Extracted records
— START —
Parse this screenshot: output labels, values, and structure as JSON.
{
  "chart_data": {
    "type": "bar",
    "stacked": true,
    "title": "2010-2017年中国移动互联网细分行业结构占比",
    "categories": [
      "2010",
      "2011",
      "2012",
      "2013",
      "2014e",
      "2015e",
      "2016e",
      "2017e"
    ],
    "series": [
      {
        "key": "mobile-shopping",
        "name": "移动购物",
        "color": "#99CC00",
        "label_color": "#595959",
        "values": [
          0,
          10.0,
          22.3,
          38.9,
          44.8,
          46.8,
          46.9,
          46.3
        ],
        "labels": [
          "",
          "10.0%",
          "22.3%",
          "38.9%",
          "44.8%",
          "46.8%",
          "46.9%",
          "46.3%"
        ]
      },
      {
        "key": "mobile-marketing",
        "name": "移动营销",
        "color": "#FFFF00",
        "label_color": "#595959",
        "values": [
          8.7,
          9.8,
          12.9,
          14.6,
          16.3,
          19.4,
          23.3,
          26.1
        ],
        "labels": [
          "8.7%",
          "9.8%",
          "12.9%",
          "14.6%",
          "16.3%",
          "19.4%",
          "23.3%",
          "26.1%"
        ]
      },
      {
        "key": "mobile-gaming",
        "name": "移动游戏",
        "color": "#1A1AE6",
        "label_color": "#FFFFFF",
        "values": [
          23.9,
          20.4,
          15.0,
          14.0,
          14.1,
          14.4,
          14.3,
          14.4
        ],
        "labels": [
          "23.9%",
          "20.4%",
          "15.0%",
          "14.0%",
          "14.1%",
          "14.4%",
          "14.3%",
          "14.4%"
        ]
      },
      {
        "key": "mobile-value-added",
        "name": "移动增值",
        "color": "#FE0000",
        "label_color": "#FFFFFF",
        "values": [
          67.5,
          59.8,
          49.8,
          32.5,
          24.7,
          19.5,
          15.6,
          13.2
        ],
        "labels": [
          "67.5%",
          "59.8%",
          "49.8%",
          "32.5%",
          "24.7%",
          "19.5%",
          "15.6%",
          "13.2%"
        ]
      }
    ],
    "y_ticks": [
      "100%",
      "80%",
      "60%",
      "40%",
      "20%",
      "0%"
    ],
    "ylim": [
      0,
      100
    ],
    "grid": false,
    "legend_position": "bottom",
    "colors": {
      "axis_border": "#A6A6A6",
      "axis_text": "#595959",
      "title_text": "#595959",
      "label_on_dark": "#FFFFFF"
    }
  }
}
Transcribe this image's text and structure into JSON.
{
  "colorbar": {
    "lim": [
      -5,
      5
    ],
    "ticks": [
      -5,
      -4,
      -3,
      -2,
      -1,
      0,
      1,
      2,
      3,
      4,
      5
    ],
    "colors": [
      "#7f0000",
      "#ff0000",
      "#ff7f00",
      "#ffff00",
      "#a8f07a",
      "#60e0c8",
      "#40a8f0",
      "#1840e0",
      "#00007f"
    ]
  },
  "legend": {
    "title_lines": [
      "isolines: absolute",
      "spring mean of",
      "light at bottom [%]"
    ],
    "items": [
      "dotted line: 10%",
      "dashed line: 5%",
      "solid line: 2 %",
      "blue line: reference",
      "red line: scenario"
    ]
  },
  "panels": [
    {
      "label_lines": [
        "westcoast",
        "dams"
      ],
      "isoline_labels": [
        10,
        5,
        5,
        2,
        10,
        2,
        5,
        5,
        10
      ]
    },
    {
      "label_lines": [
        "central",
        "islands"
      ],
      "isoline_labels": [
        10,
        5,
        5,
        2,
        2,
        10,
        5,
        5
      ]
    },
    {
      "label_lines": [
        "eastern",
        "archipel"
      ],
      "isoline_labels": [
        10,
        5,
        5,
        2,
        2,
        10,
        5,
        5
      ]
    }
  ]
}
— END —
## Goal
Repeat every line of the data, exactly and in full.

## Task response
Parse this screenshot: output labels, values, and structure as JSON.
{
  "chart_data": {
    "type": "bar",
    "stacked": true,
    "title": "2010-2017年中国移动互联网细分行业结构占比",
    "categories": [
      "2010",
      "2011",
      "2012",
      "2013",
      "2014e",
      "2015e",
      "2016e",
      "2017e"
    ],
    "series": [
      {
        "key": "mobile-shopping",
        "name": "移动购物",
        "color": "#99CC00",
        "label_color": "#595959",
        "values": [
          0,
          10.0,
          22.3,
          38.9,
          44.8,
          46.8,
          46.9,
          46.3
        ],
        "labels": [
          "",
          "10.0%",
          "22.3%",
          "38.9%",
          "44.8%",
          "46.8%",
          "46.9%",
          "46.3%"
        ]
      },
      {
        "key": "mobile-marketing",
        "name": "移动营销",
        "color": "#FFFF00",
        "label_color": "#595959",
        "values": [
          8.7,
          9.8,
          12.9,
          14.6,
          16.3,
          19.4,
          23.3,
          26.1
        ],
        "labels": [
          "8.7%",
          "9.8%",
          "12.9%",
          "14.6%",
          "16.3%",
          "19.4%",
          "23.3%",
          "26.1%"
        ]
      },
      {
        "key": "mobile-gaming",
        "name": "移动游戏",
        "color": "#1A1AE6",
        "label_color": "#FFFFFF",
        "values": [
          23.9,
          20.4,
          15.0,
          14.0,
          14.1,
          14.4,
          14.3,
          14.4
        ],
        "labels": [
          "23.9%",
          "20.4%",
          "15.0%",
          "14.0%",
          "14.1%",
          "14.4%",
          "14.3%",
          "14.4%"
        ]
      },
      {
        "key": "mobile-value-added",
        "name": "移动增值",
        "color": "#FE0000",
        "label_color": "#FFFFFF",
        "values": [
          67.5,
          59.8,
          49.8,
          32.5,
          24.7,
          19.5,
          15.6,
          13.2
        ],
        "labels": [
          "67.5%",
          "59.8%",
          "49.8%",
          "32.5%",
          "24.7%",
          "19.5%",
          "15.6%",
          "13.2%"
        ]
      }
    ],
    "y_ticks": [
      "100%",
      "80%",
      "60%",
      "40%",
      "20%",
      "0%"
    ],
    "ylim": [
      0,
      100
    ],
    "grid": false,
    "legend_position": "bottom",
    "colors": {
      "axis_border": "#A6A6A6",
      "axis_text": "#595959",
      "title_text": "#595959",
      "label_on_dark": "#FFFFFF"
    }
  }
}
Transcribe this image's text and structure into JSON.
{
  "colorbar": {
    "lim": [
      -5,
      5
    ],
    "ticks": [
      -5,
      -4,
      -3,
      -2,
      -1,
      0,
      1,
      2,
      3,
      4,
      5
    ],
    "colors": [
      "#7f0000",
      "#ff0000",
      "#ff7f00",
      "#ffff00",
      "#a8f07a",
      "#60e0c8",
      "#40a8f0",
      "#1840e0",
      "#00007f"
    ]
  },
  "legend": {
    "title_lines": [
      "isolines: absolute",
      "spring mean of",
      "light at bottom [%]"
    ],
    "items": [
      "dotted line: 10%",
      "dashed line: 5%",
      "solid line: 2 %",
      "blue line: reference",
      "red line: scenario"
    ]
  },
  "panels": [
    {
      "label_lines": [
        "westcoast",
        "dams"
      ],
      "isoline_labels": [
        10,
        5,
        5,
        2,
        10,
        2,
        5,
        5,
        10
      ]
    },
    {
      "label_lines": [
        "central",
        "islands"
      ],
      "isoline_labels": [
        10,
        5,
        5,
        2,
        2,
        10,
        5,
        5
      ]
    },
    {
      "label_lines": [
        "eastern",
        "archipel"
      ],
      "isoline_labels": [
        10,
        5,
        5,
        2,
        2,
        10,
        5,
        5
      ]
    }
  ]
}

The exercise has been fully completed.